──────── Given data

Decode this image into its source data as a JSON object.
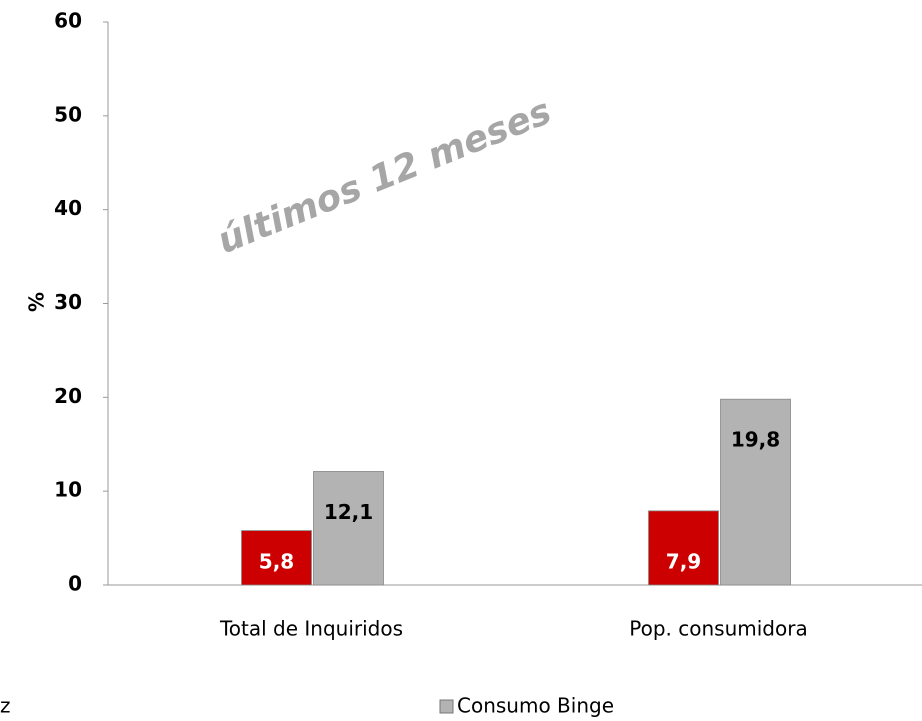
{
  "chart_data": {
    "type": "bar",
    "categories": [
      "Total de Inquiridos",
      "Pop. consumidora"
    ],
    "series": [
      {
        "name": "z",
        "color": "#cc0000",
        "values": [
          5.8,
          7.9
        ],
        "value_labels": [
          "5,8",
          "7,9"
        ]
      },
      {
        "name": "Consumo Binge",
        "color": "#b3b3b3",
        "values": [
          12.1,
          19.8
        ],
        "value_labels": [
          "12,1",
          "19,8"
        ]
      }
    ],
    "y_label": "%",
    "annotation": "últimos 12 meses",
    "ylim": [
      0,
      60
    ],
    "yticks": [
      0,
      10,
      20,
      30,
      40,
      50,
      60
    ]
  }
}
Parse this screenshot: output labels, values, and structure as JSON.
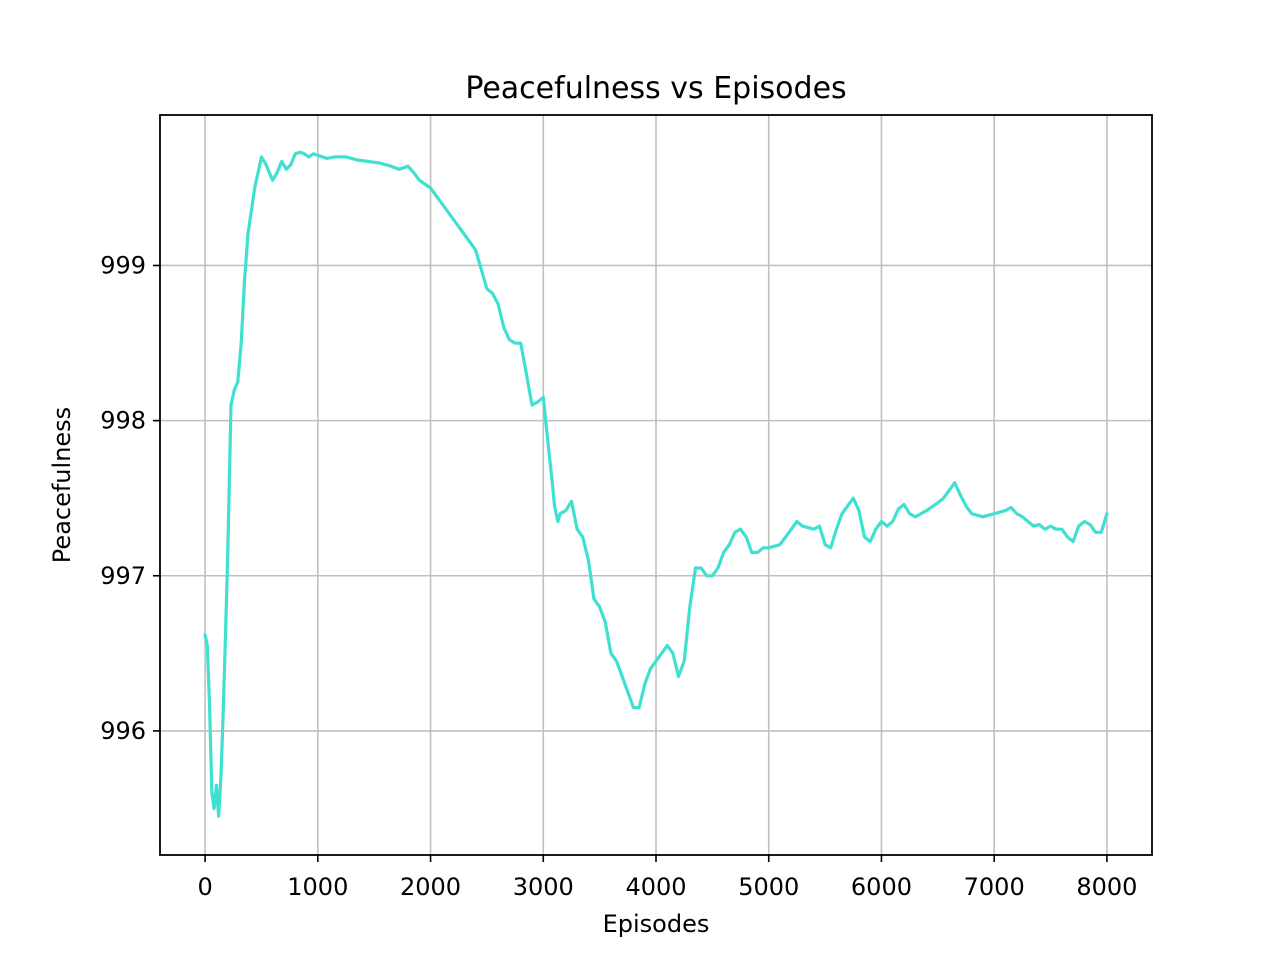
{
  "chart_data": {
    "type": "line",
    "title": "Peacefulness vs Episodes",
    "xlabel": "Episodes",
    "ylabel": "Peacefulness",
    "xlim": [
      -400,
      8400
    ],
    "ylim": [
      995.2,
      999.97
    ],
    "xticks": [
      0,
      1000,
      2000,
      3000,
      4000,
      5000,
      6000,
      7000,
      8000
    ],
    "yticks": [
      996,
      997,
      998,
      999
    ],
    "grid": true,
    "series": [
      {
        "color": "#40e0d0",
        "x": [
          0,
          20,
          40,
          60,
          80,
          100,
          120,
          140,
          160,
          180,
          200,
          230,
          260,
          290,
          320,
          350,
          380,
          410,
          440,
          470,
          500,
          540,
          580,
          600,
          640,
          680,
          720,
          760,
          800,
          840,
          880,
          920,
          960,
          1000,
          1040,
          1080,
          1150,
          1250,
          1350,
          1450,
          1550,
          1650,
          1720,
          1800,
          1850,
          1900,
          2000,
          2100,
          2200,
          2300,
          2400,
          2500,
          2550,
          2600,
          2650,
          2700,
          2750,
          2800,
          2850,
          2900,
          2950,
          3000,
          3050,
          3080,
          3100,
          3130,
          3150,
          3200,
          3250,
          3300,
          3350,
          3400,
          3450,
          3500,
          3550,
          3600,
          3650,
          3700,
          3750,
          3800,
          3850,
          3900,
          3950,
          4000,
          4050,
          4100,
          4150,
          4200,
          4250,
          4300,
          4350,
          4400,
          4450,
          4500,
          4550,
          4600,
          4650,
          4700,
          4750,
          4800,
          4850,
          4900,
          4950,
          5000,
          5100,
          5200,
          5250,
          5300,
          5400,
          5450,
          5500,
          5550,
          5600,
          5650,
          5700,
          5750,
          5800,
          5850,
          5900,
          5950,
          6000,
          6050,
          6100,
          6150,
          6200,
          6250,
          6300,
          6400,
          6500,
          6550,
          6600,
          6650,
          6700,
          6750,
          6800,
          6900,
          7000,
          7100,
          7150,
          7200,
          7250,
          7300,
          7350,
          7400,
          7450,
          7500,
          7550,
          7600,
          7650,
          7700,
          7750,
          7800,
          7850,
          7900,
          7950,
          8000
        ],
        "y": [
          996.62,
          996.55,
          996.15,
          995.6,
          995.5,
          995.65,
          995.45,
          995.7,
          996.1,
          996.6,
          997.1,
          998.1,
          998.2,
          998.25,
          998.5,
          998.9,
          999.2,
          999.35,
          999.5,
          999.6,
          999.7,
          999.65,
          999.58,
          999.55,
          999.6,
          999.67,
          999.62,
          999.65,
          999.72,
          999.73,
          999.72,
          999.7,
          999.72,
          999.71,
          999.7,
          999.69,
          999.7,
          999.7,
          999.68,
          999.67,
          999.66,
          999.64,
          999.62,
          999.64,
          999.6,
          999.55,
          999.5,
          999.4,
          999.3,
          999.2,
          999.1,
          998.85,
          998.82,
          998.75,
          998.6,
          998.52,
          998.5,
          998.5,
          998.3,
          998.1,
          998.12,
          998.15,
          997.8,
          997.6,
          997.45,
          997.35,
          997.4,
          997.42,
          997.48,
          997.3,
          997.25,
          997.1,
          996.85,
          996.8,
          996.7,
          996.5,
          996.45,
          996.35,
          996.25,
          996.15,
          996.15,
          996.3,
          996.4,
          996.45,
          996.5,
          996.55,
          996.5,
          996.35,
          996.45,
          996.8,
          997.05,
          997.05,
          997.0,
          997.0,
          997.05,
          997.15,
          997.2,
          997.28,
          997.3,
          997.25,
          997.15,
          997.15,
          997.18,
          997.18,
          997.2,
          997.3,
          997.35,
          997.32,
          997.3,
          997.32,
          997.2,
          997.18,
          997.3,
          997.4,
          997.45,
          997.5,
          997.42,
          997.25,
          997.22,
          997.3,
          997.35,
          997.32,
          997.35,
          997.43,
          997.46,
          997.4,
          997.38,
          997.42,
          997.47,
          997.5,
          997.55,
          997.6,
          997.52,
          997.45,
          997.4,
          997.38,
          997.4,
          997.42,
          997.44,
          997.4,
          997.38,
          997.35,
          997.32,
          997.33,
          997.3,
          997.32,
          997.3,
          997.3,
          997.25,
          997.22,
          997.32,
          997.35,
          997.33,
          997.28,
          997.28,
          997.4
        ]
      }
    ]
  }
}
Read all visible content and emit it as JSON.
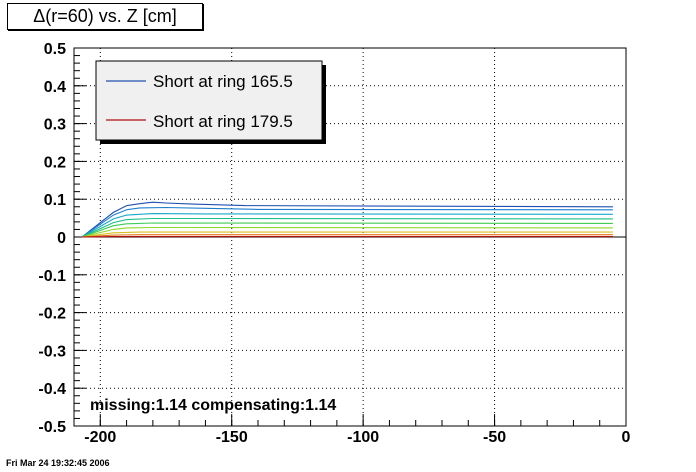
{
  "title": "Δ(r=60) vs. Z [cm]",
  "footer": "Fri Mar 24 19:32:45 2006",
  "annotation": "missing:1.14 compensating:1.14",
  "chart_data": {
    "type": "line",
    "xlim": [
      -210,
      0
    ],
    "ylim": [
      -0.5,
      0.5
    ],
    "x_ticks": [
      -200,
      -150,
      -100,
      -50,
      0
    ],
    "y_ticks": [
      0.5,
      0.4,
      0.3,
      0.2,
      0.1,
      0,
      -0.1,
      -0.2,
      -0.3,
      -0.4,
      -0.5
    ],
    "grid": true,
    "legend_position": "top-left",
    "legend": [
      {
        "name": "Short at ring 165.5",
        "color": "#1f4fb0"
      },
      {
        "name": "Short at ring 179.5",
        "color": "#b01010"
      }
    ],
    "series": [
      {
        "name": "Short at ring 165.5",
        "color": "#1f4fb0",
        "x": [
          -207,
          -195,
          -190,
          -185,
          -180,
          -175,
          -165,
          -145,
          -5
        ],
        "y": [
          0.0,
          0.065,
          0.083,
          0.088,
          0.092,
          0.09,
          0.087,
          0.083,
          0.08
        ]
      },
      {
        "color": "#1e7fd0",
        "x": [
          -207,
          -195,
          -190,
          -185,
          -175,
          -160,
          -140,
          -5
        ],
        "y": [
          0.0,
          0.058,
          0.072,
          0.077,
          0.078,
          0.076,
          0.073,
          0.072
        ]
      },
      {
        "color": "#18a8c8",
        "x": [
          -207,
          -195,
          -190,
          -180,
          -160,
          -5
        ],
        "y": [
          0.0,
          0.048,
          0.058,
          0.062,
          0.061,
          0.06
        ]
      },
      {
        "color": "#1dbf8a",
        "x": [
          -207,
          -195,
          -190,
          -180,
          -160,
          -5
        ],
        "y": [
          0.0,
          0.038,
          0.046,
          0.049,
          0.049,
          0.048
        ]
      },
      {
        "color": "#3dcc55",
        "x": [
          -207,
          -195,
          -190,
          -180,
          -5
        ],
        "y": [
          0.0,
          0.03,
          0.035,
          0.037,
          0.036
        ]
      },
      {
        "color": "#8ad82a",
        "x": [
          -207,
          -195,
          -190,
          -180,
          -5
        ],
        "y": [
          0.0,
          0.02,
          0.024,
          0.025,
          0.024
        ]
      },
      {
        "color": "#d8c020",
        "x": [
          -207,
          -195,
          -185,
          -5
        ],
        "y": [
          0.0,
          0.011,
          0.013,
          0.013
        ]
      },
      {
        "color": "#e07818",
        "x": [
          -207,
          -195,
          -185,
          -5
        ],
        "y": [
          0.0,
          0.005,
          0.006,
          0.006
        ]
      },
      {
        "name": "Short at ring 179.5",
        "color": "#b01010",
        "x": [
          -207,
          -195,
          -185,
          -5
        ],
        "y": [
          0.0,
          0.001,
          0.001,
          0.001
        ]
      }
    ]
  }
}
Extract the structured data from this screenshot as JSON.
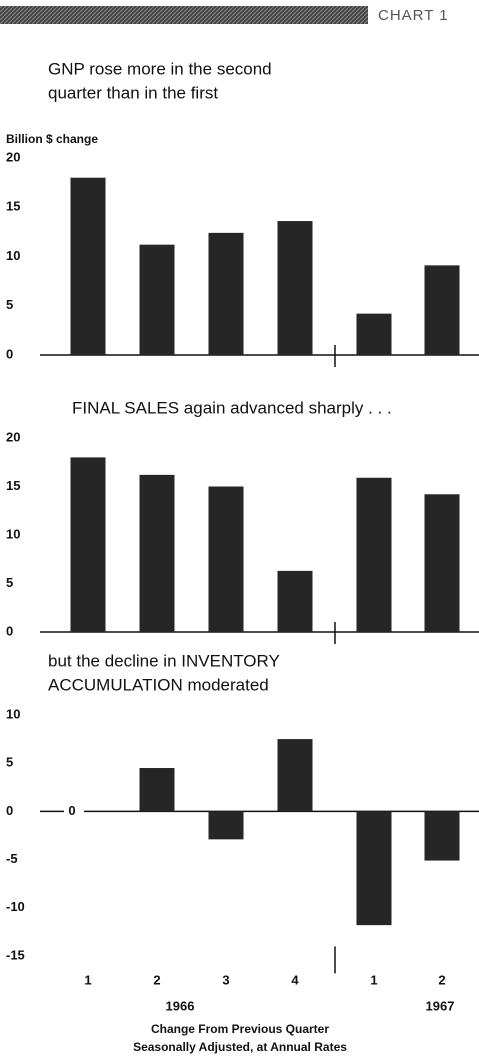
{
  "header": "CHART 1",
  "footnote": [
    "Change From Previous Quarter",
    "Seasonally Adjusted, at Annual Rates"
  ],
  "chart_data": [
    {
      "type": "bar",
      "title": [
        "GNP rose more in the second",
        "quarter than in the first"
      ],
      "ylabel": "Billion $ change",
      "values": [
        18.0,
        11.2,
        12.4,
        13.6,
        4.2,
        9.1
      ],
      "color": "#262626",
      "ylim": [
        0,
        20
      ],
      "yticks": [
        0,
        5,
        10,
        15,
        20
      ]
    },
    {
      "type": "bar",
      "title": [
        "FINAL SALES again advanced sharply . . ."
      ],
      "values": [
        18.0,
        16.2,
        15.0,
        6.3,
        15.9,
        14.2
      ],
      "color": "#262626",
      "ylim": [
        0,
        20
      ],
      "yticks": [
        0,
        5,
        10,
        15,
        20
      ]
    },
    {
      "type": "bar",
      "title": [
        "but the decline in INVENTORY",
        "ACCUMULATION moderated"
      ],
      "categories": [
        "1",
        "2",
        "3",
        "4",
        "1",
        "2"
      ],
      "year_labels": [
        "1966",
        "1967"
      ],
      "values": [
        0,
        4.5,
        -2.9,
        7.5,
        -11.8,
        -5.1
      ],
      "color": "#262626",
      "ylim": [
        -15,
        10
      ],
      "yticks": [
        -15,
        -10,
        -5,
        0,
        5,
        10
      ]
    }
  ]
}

────────────────

→ **Exercise objective**
Exactly the lines from the one containing "Extract the structured" to the final line of the entries are wanted; please write them out, both ends included, but not the pictures.

→ **Written answer**
Extract the structured data from this screenshot as JSON.
{
  "header": "CHART 1",
  "footnote": [
    "Change From Previous Quarter",
    "Seasonally Adjusted, at Annual Rates"
  ],
  "chart_data": [
    {
      "type": "bar",
      "title": [
        "GNP rose more in the second",
        "quarter than in the first"
      ],
      "ylabel": "Billion $ change",
      "values": [
        18.0,
        11.2,
        12.4,
        13.6,
        4.2,
        9.1
      ],
      "color": "#262626",
      "ylim": [
        0,
        20
      ],
      "yticks": [
        0,
        5,
        10,
        15,
        20
      ]
    },
    {
      "type": "bar",
      "title": [
        "FINAL SALES again advanced sharply . . ."
      ],
      "values": [
        18.0,
        16.2,
        15.0,
        6.3,
        15.9,
        14.2
      ],
      "color": "#262626",
      "ylim": [
        0,
        20
      ],
      "yticks": [
        0,
        5,
        10,
        15,
        20
      ]
    },
    {
      "type": "bar",
      "title": [
        "but the decline in INVENTORY",
        "ACCUMULATION moderated"
      ],
      "categories": [
        "1",
        "2",
        "3",
        "4",
        "1",
        "2"
      ],
      "year_labels": [
        "1966",
        "1967"
      ],
      "values": [
        0,
        4.5,
        -2.9,
        7.5,
        -11.8,
        -5.1
      ],
      "color": "#262626",
      "ylim": [
        -15,
        10
      ],
      "yticks": [
        -15,
        -10,
        -5,
        0,
        5,
        10
      ]
    }
  ]
}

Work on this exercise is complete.